• _EXERCISE AIM_:
Find the string "text" in the entries and copy each line that has it.

* start *

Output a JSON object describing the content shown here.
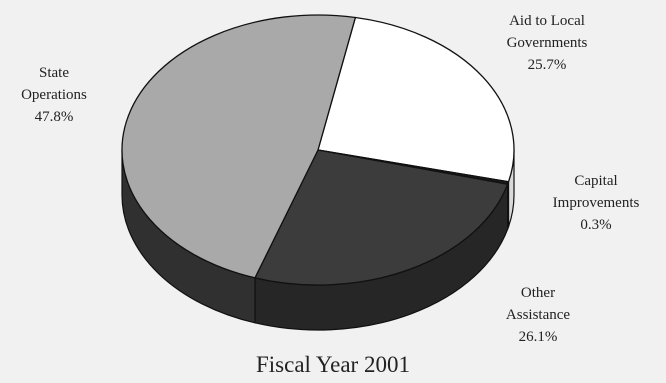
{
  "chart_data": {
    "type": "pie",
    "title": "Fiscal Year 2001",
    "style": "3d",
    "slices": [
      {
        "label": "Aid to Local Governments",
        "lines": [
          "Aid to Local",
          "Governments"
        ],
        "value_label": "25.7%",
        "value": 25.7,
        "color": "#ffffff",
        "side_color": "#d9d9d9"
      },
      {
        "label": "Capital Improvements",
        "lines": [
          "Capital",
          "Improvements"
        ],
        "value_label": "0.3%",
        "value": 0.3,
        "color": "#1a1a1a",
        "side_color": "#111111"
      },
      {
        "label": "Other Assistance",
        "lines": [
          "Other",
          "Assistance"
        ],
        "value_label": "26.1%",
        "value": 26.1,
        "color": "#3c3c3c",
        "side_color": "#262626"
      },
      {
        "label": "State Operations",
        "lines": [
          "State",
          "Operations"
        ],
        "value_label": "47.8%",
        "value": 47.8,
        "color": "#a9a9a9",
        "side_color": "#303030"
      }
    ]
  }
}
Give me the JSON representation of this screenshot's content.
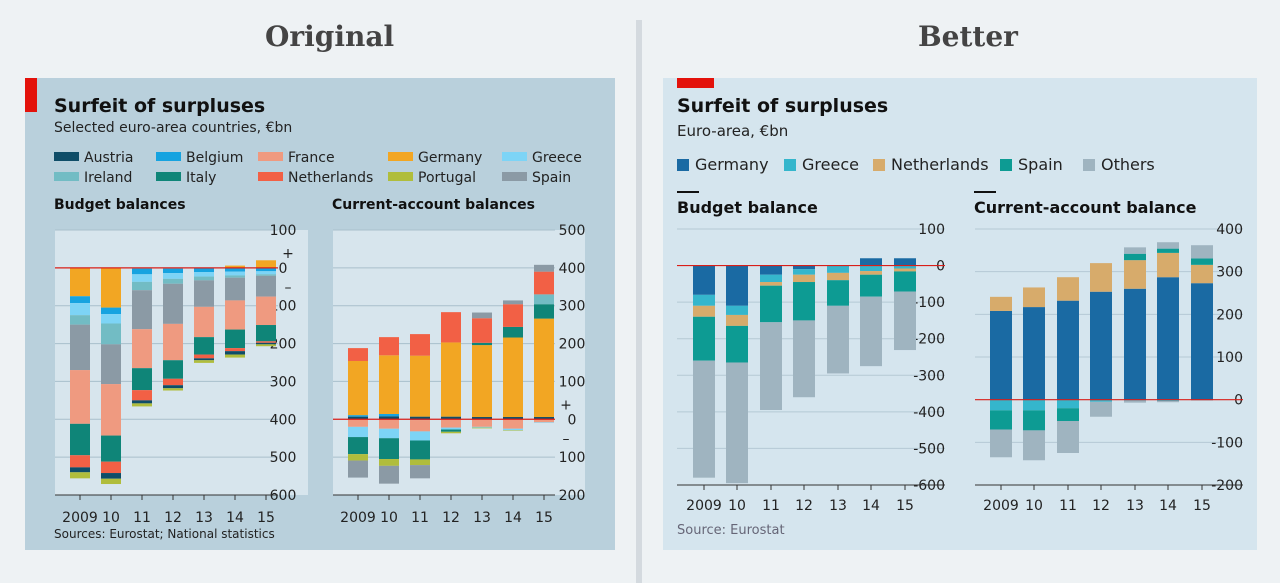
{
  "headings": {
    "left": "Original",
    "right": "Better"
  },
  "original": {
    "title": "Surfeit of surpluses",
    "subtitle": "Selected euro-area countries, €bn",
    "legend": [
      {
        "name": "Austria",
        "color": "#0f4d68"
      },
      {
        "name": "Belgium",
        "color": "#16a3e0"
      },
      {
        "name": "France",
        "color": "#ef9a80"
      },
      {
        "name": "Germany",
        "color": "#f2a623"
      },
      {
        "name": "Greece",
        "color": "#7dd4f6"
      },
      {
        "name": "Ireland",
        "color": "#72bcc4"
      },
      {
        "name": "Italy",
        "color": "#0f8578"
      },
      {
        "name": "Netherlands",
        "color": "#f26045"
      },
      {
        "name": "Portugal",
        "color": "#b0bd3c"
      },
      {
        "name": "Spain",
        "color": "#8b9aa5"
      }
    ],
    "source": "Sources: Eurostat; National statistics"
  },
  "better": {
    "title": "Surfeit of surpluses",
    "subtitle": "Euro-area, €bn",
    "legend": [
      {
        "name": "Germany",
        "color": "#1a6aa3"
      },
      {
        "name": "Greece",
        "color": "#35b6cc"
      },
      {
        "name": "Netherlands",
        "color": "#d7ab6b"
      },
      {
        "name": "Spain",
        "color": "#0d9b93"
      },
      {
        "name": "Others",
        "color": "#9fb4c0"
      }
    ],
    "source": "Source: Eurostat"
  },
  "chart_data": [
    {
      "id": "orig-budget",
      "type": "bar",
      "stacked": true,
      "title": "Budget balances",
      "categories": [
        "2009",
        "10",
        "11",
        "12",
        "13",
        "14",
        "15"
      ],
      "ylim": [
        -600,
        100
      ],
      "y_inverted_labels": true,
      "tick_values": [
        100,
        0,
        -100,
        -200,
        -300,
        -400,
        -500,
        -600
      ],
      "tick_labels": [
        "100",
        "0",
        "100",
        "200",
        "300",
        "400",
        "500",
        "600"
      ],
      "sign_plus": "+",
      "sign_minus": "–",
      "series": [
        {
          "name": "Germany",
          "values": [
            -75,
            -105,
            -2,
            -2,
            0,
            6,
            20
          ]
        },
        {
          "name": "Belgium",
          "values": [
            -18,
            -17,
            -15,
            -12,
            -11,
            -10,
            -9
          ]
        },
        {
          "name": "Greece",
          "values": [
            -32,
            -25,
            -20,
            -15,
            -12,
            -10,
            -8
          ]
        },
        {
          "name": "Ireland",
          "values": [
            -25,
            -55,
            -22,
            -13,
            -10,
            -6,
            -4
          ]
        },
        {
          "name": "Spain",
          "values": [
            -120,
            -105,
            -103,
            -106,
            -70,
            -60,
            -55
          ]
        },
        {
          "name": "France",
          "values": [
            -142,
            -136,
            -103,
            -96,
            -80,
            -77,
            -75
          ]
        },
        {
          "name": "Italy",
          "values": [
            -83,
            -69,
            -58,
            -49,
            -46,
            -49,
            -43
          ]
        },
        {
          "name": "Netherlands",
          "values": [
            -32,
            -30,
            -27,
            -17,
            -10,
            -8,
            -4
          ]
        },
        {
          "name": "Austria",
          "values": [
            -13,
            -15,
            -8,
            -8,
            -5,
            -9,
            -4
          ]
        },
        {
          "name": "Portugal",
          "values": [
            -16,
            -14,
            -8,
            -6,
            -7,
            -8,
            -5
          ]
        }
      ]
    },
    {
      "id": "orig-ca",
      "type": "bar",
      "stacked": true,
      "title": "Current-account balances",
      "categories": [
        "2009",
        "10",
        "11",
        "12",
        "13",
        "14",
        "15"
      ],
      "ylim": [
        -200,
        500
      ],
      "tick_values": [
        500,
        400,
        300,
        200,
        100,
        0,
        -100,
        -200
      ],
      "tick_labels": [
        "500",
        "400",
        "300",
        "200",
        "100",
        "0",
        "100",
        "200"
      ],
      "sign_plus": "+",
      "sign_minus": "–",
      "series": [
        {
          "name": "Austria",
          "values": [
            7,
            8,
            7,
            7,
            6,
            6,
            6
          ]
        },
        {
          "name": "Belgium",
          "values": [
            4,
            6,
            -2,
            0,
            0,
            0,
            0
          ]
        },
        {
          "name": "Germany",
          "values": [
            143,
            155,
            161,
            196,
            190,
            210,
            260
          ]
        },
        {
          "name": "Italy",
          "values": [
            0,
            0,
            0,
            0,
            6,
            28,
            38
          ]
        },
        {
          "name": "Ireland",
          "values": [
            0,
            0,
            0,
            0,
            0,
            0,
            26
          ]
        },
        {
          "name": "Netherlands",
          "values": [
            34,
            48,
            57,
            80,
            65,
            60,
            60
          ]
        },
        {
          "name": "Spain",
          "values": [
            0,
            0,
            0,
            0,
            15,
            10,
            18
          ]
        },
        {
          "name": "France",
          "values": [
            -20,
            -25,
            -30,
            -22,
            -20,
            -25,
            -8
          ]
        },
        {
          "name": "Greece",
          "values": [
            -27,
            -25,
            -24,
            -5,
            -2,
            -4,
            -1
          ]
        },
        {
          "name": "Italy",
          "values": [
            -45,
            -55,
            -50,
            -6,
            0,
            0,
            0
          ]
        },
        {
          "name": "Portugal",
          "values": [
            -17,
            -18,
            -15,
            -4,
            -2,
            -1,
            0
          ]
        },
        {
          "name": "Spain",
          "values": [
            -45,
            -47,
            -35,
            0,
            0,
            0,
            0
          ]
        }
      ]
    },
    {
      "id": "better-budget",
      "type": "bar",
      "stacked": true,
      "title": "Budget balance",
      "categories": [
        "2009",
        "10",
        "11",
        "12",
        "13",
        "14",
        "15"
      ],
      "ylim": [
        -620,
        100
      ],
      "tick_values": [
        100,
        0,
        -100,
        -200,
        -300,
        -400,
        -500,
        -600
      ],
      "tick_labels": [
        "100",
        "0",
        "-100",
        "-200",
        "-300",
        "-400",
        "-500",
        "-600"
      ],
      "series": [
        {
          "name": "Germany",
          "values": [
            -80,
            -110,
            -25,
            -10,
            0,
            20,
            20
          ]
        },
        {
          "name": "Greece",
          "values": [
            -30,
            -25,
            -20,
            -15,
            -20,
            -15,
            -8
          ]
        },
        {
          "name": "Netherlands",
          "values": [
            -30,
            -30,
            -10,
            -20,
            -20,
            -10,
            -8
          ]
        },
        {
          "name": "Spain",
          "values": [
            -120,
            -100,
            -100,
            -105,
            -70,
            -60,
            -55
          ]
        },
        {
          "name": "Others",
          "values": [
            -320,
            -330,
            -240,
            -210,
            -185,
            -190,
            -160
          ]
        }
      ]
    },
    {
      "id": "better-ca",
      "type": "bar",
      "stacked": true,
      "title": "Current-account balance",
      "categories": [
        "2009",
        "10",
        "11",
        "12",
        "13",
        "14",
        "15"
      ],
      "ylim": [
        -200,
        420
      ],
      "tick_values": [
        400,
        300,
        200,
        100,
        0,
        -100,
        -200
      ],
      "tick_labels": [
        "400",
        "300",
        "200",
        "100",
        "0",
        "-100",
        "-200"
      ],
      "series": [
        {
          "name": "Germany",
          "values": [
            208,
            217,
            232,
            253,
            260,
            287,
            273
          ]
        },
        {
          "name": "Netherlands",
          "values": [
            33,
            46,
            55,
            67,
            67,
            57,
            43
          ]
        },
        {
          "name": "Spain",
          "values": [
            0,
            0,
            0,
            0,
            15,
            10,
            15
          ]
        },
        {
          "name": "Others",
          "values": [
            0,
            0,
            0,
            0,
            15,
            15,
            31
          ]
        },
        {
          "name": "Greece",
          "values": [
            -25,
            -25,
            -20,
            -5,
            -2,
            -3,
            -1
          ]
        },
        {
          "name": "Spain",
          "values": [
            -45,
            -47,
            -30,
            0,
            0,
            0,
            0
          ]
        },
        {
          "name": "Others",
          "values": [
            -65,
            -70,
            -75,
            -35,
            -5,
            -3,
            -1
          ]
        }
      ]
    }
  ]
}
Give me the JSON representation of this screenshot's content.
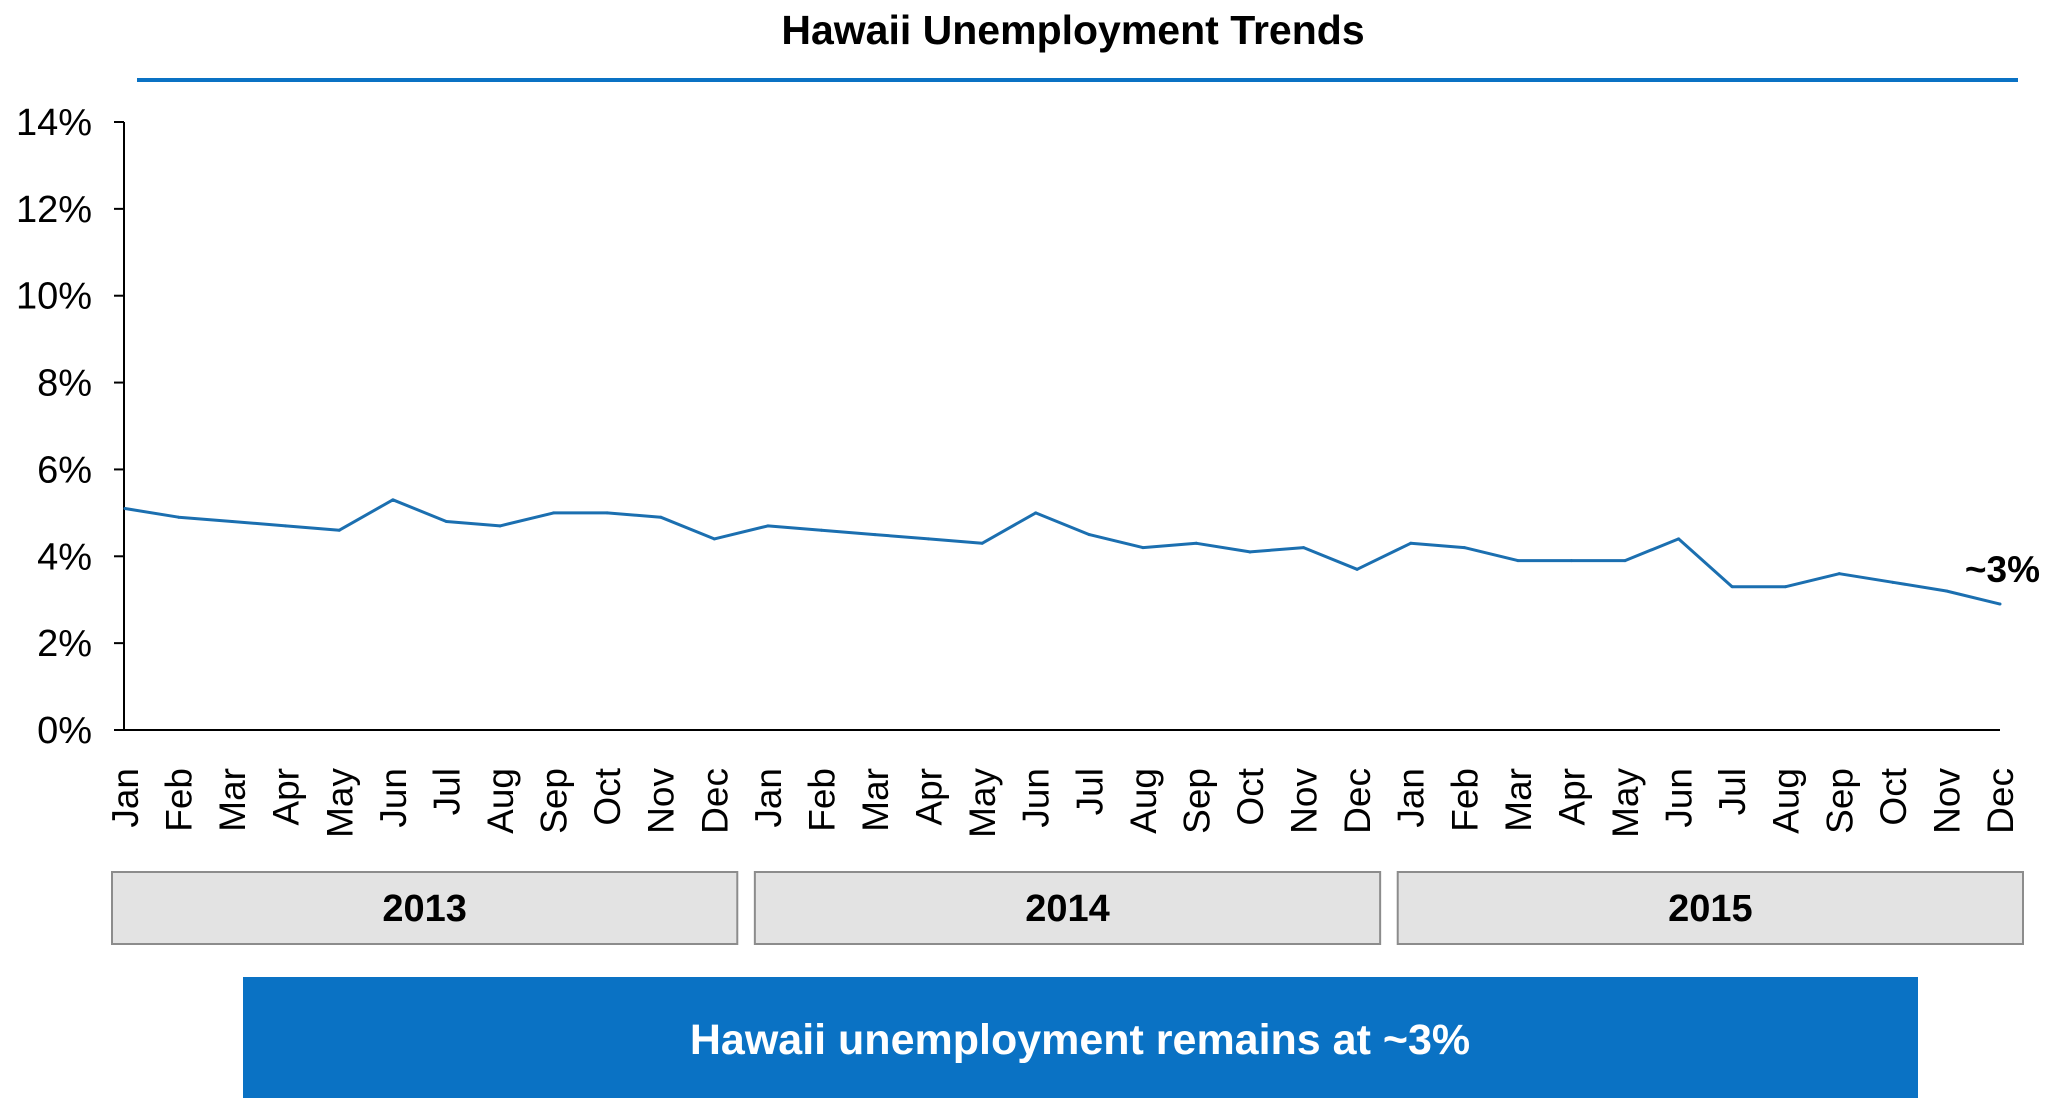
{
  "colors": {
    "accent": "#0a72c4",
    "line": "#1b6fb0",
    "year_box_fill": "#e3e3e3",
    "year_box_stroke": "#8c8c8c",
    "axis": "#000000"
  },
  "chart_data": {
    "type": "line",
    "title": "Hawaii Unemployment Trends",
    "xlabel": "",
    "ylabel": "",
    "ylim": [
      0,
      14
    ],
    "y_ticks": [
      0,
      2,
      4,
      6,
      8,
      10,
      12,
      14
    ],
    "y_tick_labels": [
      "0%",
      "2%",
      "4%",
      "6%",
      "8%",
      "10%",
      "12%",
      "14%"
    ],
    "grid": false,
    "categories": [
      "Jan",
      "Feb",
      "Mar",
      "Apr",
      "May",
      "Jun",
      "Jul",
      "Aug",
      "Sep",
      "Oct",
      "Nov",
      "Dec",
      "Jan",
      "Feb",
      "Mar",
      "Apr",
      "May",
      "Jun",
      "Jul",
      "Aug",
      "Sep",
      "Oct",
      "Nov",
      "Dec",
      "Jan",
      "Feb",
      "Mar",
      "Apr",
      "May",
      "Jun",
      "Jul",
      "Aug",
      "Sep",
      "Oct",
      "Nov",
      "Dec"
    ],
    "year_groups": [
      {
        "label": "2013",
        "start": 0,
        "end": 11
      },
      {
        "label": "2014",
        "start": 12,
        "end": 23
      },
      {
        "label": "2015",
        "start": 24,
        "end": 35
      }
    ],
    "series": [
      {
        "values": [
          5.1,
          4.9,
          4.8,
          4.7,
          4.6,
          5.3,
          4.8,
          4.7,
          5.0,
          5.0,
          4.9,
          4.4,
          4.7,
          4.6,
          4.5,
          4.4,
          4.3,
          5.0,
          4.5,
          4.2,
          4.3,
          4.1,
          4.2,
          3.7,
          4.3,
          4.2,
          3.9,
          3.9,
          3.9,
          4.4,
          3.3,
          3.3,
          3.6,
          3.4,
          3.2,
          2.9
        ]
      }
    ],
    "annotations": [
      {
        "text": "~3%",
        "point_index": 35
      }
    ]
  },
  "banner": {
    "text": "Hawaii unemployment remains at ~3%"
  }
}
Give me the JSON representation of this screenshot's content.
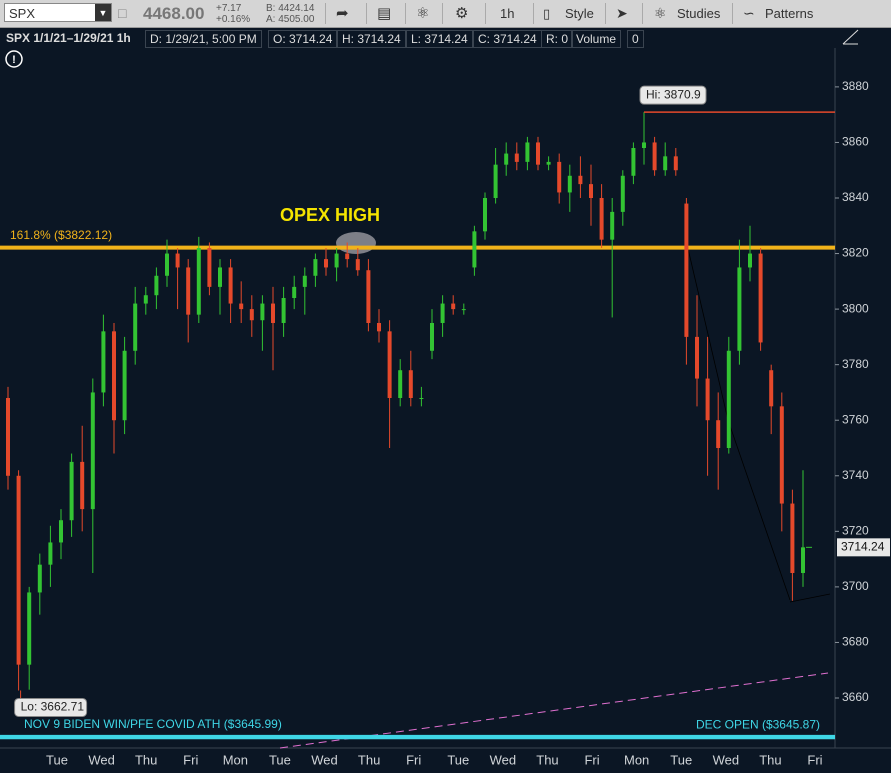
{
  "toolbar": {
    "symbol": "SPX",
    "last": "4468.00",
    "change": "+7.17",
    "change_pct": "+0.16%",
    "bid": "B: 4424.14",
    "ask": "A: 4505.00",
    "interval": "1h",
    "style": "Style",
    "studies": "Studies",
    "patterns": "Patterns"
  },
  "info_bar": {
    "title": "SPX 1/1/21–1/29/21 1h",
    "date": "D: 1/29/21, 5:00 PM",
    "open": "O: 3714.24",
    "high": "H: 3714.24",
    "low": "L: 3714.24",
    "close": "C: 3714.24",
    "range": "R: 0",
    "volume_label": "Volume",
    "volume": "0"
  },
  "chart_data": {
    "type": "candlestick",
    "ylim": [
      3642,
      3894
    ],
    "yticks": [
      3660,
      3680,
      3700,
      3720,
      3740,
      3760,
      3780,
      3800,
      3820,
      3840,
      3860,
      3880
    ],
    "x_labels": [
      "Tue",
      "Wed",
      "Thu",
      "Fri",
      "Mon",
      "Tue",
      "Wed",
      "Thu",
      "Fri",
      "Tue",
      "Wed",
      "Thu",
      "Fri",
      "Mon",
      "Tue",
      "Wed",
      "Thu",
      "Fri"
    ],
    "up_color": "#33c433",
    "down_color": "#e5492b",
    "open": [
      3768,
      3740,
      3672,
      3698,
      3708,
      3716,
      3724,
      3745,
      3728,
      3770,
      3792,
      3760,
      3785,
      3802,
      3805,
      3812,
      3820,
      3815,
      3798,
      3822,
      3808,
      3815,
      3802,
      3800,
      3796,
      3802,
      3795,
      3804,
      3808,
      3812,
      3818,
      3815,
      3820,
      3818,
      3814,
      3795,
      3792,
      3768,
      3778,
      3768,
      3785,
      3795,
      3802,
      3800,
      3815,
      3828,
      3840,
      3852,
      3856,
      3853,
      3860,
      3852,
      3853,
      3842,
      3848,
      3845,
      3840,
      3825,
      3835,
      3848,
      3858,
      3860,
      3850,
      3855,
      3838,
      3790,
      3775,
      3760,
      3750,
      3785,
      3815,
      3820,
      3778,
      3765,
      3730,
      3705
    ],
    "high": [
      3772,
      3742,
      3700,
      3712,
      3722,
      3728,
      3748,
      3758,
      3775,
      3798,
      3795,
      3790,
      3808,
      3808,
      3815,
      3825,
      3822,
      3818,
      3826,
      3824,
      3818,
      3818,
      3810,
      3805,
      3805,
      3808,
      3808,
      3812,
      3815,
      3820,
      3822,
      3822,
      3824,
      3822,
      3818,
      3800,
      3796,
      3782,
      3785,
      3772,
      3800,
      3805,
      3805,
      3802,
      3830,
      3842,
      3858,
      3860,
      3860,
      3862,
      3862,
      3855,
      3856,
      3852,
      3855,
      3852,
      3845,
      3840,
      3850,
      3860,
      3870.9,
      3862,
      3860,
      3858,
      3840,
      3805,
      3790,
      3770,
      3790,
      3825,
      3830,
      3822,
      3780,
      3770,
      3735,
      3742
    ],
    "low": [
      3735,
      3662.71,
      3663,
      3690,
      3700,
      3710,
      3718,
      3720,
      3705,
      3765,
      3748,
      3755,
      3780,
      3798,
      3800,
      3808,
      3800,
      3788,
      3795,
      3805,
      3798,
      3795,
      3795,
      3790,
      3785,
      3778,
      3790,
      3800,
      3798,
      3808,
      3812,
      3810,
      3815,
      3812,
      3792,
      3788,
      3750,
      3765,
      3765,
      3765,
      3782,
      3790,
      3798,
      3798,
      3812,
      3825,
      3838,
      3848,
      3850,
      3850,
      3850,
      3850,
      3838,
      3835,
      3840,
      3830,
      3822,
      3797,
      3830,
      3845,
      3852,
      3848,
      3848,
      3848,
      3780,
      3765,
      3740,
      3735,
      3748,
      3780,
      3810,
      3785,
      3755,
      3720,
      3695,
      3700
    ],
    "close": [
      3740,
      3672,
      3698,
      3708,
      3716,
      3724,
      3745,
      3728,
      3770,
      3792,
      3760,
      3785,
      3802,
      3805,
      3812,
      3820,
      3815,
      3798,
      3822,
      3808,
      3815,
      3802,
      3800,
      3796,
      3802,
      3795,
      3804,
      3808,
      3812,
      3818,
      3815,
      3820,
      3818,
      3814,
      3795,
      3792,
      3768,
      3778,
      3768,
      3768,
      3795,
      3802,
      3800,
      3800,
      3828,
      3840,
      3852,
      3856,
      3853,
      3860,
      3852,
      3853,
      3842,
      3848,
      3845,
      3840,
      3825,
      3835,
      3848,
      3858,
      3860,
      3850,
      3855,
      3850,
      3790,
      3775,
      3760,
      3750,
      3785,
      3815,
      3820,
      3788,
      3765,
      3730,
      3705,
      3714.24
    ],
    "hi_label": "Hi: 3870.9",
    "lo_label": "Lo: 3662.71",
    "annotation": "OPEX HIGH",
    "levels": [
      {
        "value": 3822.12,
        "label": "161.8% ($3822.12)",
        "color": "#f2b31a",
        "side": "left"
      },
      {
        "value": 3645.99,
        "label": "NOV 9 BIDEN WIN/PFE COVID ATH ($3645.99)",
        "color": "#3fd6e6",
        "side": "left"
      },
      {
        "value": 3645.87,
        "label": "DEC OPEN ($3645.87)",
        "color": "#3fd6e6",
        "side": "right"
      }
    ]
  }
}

* end *

• _FULL SOLUTION_:
        "text": "~3%",
    "text": "Hawaii unemployment remains at ~3%"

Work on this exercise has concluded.